### TO BE DONE
Write out the data below in full. Keep it exact.
-- Start --
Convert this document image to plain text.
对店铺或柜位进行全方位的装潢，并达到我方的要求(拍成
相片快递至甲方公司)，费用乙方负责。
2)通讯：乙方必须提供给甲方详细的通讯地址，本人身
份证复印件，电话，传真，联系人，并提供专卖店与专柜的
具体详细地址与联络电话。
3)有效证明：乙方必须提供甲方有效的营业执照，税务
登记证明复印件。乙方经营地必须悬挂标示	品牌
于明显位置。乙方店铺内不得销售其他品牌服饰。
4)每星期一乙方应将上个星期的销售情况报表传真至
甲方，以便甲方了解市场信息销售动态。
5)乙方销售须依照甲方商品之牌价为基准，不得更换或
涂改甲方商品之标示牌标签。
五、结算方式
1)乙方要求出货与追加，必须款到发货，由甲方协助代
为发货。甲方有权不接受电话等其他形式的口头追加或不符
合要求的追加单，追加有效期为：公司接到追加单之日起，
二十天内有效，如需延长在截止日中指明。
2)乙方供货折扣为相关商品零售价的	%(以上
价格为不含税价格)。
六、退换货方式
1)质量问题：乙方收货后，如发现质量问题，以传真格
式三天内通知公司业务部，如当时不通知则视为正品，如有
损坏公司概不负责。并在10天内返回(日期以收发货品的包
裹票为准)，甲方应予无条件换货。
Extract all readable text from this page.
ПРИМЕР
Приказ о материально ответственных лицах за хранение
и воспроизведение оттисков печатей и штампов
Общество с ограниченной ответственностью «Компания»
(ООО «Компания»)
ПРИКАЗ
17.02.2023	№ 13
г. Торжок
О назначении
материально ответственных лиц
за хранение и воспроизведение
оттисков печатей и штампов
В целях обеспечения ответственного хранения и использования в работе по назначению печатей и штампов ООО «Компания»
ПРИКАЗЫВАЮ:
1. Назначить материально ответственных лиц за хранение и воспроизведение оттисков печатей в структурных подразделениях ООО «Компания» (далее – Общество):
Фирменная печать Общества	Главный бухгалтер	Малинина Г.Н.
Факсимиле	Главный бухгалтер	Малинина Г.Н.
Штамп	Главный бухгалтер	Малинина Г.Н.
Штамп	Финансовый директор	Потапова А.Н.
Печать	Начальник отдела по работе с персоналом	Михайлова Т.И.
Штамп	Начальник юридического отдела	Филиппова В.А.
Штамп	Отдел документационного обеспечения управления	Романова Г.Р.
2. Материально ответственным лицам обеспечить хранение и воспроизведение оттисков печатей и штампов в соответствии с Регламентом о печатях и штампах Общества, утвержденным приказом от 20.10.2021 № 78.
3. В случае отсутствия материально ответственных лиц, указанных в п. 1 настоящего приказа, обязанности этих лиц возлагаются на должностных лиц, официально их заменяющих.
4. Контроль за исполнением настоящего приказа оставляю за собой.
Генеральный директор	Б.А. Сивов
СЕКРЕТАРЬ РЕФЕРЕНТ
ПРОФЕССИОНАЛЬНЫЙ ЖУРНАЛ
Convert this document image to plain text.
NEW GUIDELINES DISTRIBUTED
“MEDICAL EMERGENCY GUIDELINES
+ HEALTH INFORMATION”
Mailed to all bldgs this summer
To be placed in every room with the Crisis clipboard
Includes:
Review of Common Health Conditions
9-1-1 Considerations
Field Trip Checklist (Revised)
-- End --
### EXERCISE ANSWER
Convert this document image to plain text.
对店铺或柜位进行全方位的装潢，并达到我方的要求(拍成
相片快递至甲方公司)，费用乙方负责。
2)通讯：乙方必须提供给甲方详细的通讯地址，本人身
份证复印件，电话，传真，联系人，并提供专卖店与专柜的
具体详细地址与联络电话。
3)有效证明：乙方必须提供甲方有效的营业执照，税务
登记证明复印件。乙方经营地必须悬挂标示	品牌
于明显位置。乙方店铺内不得销售其他品牌服饰。
4)每星期一乙方应将上个星期的销售情况报表传真至
甲方，以便甲方了解市场信息销售动态。
5)乙方销售须依照甲方商品之牌价为基准，不得更换或
涂改甲方商品之标示牌标签。
五、结算方式
1)乙方要求出货与追加，必须款到发货，由甲方协助代
为发货。甲方有权不接受电话等其他形式的口头追加或不符
合要求的追加单，追加有效期为：公司接到追加单之日起，
二十天内有效，如需延长在截止日中指明。
2)乙方供货折扣为相关商品零售价的	%(以上
价格为不含税价格)。
六、退换货方式
1)质量问题：乙方收货后，如发现质量问题，以传真格
式三天内通知公司业务部，如当时不通知则视为正品，如有
损坏公司概不负责。并在10天内返回(日期以收发货品的包
裹票为准)，甲方应予无条件换货。
Extract all readable text from this page.
ПРИМЕР
Приказ о материально ответственных лицах за хранение
и воспроизведение оттисков печатей и штампов
Общество с ограниченной ответственностью «Компания»
(ООО «Компания»)
ПРИКАЗ
17.02.2023	№ 13
г. Торжок
О назначении
материально ответственных лиц
за хранение и воспроизведение
оттисков печатей и штампов
В целях обеспечения ответственного хранения и использования в работе по назначению печатей и штампов ООО «Компания»
ПРИКАЗЫВАЮ:
1. Назначить материально ответственных лиц за хранение и воспроизведение оттисков печатей в структурных подразделениях ООО «Компания» (далее – Общество):
Фирменная печать Общества	Главный бухгалтер	Малинина Г.Н.
Факсимиле	Главный бухгалтер	Малинина Г.Н.
Штамп	Главный бухгалтер	Малинина Г.Н.
Штамп	Финансовый директор	Потапова А.Н.
Печать	Начальник отдела по работе с персоналом	Михайлова Т.И.
Штамп	Начальник юридического отдела	Филиппова В.А.
Штамп	Отдел документационного обеспечения управления	Романова Г.Р.
2. Материально ответственным лицам обеспечить хранение и воспроизведение оттисков печатей и штампов в соответствии с Регламентом о печатях и штампах Общества, утвержденным приказом от 20.10.2021 № 78.
3. В случае отсутствия материально ответственных лиц, указанных в п. 1 настоящего приказа, обязанности этих лиц возлагаются на должностных лиц, официально их заменяющих.
4. Контроль за исполнением настоящего приказа оставляю за собой.
Генеральный директор	Б.А. Сивов
СЕКРЕТАРЬ РЕФЕРЕНТ
ПРОФЕССИОНАЛЬНЫЙ ЖУРНАЛ
Convert this document image to plain text.
NEW GUIDELINES DISTRIBUTED
“MEDICAL EMERGENCY GUIDELINES
+ HEALTH INFORMATION”
Mailed to all bldgs this summer
To be placed in every room with the Crisis clipboard
Includes:
Review of Common Health Conditions
9-1-1 Considerations
Field Trip Checklist (Revised)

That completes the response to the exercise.